:: Records to process ::
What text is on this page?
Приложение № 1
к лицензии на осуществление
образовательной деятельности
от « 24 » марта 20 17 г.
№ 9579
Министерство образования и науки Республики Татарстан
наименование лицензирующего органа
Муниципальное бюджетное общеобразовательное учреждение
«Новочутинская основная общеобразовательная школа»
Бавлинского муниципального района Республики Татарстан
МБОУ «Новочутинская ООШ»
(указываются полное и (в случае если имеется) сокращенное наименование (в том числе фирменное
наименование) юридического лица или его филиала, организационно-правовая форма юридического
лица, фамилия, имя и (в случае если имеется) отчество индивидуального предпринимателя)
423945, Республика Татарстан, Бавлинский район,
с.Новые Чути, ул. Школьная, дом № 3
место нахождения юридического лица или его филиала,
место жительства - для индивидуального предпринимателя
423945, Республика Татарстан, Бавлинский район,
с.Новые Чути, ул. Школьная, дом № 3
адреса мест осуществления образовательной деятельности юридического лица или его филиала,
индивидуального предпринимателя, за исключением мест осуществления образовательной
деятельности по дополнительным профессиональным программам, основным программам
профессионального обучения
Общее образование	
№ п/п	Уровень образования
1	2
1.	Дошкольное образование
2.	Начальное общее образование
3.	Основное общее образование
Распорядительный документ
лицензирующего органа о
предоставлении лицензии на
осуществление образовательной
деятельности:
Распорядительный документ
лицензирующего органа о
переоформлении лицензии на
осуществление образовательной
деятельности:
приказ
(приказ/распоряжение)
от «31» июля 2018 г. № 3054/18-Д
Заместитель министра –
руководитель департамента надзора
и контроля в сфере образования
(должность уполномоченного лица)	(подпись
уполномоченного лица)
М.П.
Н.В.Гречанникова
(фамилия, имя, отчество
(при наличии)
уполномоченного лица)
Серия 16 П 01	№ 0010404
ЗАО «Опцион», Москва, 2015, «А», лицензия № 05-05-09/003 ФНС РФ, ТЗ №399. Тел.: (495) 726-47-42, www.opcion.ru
:::
The problem: Output the listing above exactly as it appears.

Answer to this problem:
What text is on this page?
Приложение № 1
к лицензии на осуществление
образовательной деятельности
от « 24 » марта 20 17 г.
№ 9579
Министерство образования и науки Республики Татарстан
наименование лицензирующего органа
Муниципальное бюджетное общеобразовательное учреждение
«Новочутинская основная общеобразовательная школа»
Бавлинского муниципального района Республики Татарстан
МБОУ «Новочутинская ООШ»
(указываются полное и (в случае если имеется) сокращенное наименование (в том числе фирменное
наименование) юридического лица или его филиала, организационно-правовая форма юридического
лица, фамилия, имя и (в случае если имеется) отчество индивидуального предпринимателя)
423945, Республика Татарстан, Бавлинский район,
с.Новые Чути, ул. Школьная, дом № 3
место нахождения юридического лица или его филиала,
место жительства - для индивидуального предпринимателя
423945, Республика Татарстан, Бавлинский район,
с.Новые Чути, ул. Школьная, дом № 3
адреса мест осуществления образовательной деятельности юридического лица или его филиала,
индивидуального предпринимателя, за исключением мест осуществления образовательной
деятельности по дополнительным профессиональным программам, основным программам
профессионального обучения
Общее образование	
№ п/п	Уровень образования
1	2
1.	Дошкольное образование
2.	Начальное общее образование
3.	Основное общее образование
Распорядительный документ
лицензирующего органа о
предоставлении лицензии на
осуществление образовательной
деятельности:
Распорядительный документ
лицензирующего органа о
переоформлении лицензии на
осуществление образовательной
деятельности:
приказ
(приказ/распоряжение)
от «31» июля 2018 г. № 3054/18-Д
Заместитель министра –
руководитель департамента надзора
и контроля в сфере образования
(должность уполномоченного лица)	(подпись
уполномоченного лица)
М.П.
Н.В.Гречанникова
(фамилия, имя, отчество
(при наличии)
уполномоченного лица)
Серия 16 П 01	№ 0010404
ЗАО «Опцион», Москва, 2015, «А», лицензия № 05-05-09/003 ФНС РФ, ТЗ №399. Тел.: (495) 726-47-42, www.opcion.ru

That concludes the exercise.